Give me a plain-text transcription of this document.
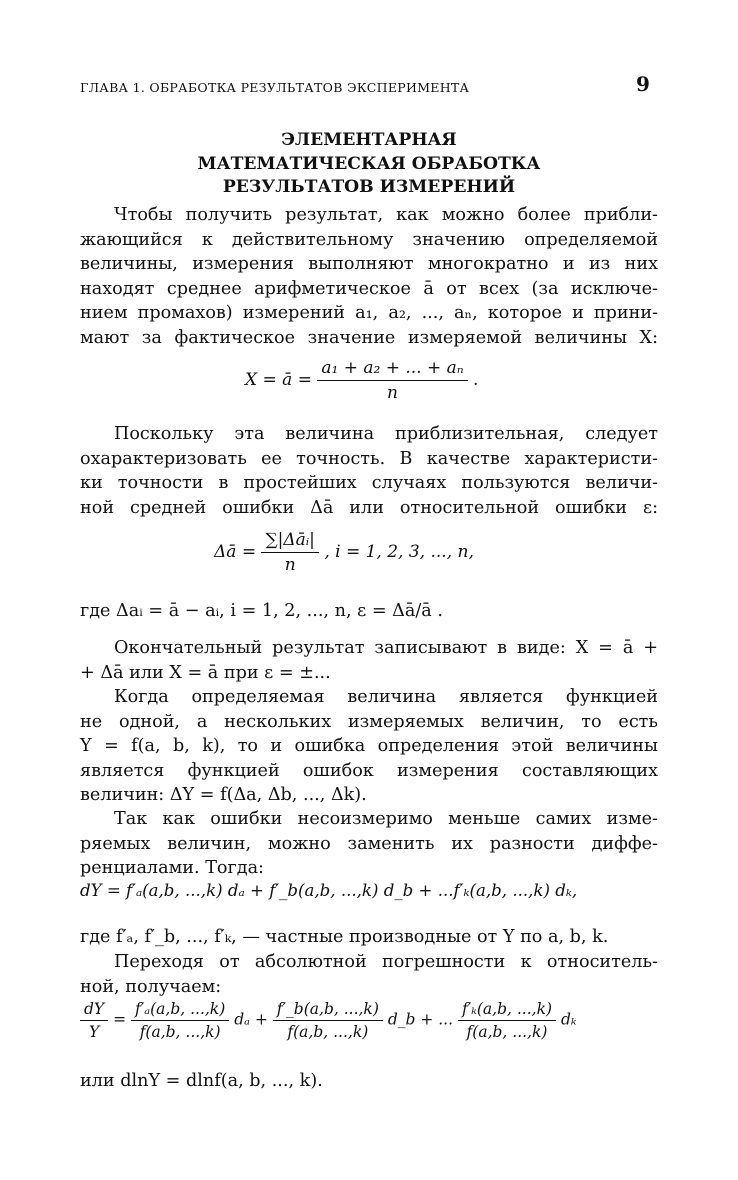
ГЛАВА 1. ОБРАБОТКА РЕЗУЛЬТАТОВ ЭКСПЕРИМЕНТА	9
ЭЛЕМЕНТАРНАЯ
МАТЕМАТИЧЕСКАЯ ОБРАБОТКА
РЕЗУЛЬТАТОВ ИЗМЕРЕНИЙ
Чтобы получить результат, как можно более прибли-
жающийся к действительному значению определяемой
величины, измерения выполняют многократно и из них
находят среднее арифметическое ā от всех (за исключе-
нием промахов) измерений a₁, a₂, ..., aₙ, которое и прини-
мают за фактическое значение измеряемой величины X:
X = ā = $\frac{\text{a₁ + a₂ + ... + aₙ}}{n}$ .
Поскольку эта величина приблизительная, следует
охарактеризовать ее точность. В качестве характеристи-
ки точности в простейших случаях пользуются величи-
ной средней ошибки Δā или относительной ошибки ε:
Δā = $\frac{\text{∑|Δāᵢ|}}{n}$ , i = 1, 2, 3, ..., n,
где Δaᵢ = ā − aᵢ, i = 1, 2, ..., n, ε = Δā/ā .
Окончательный результат записывают в виде: X = ā +
+ Δā или X = ā при ε = ±...
Когда определяемая величина является функцией
не одной, а нескольких измеряемых величин, то есть
Y = f(a, b, k), то и ошибка определения этой величины
является функцией ошибок измерения составляющих
величин: ΔY = f(Δa, Δb, ..., Δk).
Так как ошибки несоизмеримо меньше самих изме-
ряемых величин, можно заменить их разности диффе-
ренциалами. Тогда:
dY = f′ₐ(a,b, ...,k) dₐ + f′_b(a,b, ...,k) d_b + ...f′ₖ(a,b, ...,k) dₖ,
где f′ₐ, f′_b, ..., f′ₖ, — частные производные от Y по a, b, k.
Переходя от абсолютной погрешности к относитель-
ной, получаем:
$\frac{dY}{Y} = \frac{\text{f′ₐ(a,b, ...,k)}}{f(a,b, ...,k)}$ $d_a + \frac{f'\_b(a,b, ...,k)}{f(a,b, ...,k)}$ d_b + ... $\frac{\text{f′ₖ(a,b, ...,k)}}{f(a,b, ...,k)}$ dₖ
или dlnY = dlnf(a, b, ..., k).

▶ [DIRECTIONS]: Give back every line exactly as it stands, pictures excluded.

▶ [OUTPUT]:
Give me a plain-text transcription of this document.
ГЛАВА 1. ОБРАБОТКА РЕЗУЛЬТАТОВ ЭКСПЕРИМЕНТА	9
ЭЛЕМЕНТАРНАЯ
МАТЕМАТИЧЕСКАЯ ОБРАБОТКА
РЕЗУЛЬТАТОВ ИЗМЕРЕНИЙ
Чтобы получить результат, как можно более прибли-
жающийся к действительному значению определяемой
величины, измерения выполняют многократно и из них
находят среднее арифметическое ā от всех (за исключе-
нием промахов) измерений a₁, a₂, ..., aₙ, которое и прини-
мают за фактическое значение измеряемой величины X:
X = ā = $\frac{\text{a₁ + a₂ + ... + aₙ}}{n}$ .
Поскольку эта величина приблизительная, следует
охарактеризовать ее точность. В качестве характеристи-
ки точности в простейших случаях пользуются величи-
ной средней ошибки Δā или относительной ошибки ε:
Δā = $\frac{\text{∑|Δāᵢ|}}{n}$ , i = 1, 2, 3, ..., n,
где Δaᵢ = ā − aᵢ, i = 1, 2, ..., n, ε = Δā/ā .
Окончательный результат записывают в виде: X = ā +
+ Δā или X = ā при ε = ±...
Когда определяемая величина является функцией
не одной, а нескольких измеряемых величин, то есть
Y = f(a, b, k), то и ошибка определения этой величины
является функцией ошибок измерения составляющих
величин: ΔY = f(Δa, Δb, ..., Δk).
Так как ошибки несоизмеримо меньше самих изме-
ряемых величин, можно заменить их разности диффе-
ренциалами. Тогда:
dY = f′ₐ(a,b, ...,k) dₐ + f′_b(a,b, ...,k) d_b + ...f′ₖ(a,b, ...,k) dₖ,
где f′ₐ, f′_b, ..., f′ₖ, — частные производные от Y по a, b, k.
Переходя от абсолютной погрешности к относитель-
ной, получаем:
$\frac{dY}{Y} = \frac{\text{f′ₐ(a,b, ...,k)}}{f(a,b, ...,k)}$ $d_a + \frac{f'\_b(a,b, ...,k)}{f(a,b, ...,k)}$ d_b + ... $\frac{\text{f′ₖ(a,b, ...,k)}}{f(a,b, ...,k)}$ dₖ
или dlnY = dlnf(a, b, ..., k).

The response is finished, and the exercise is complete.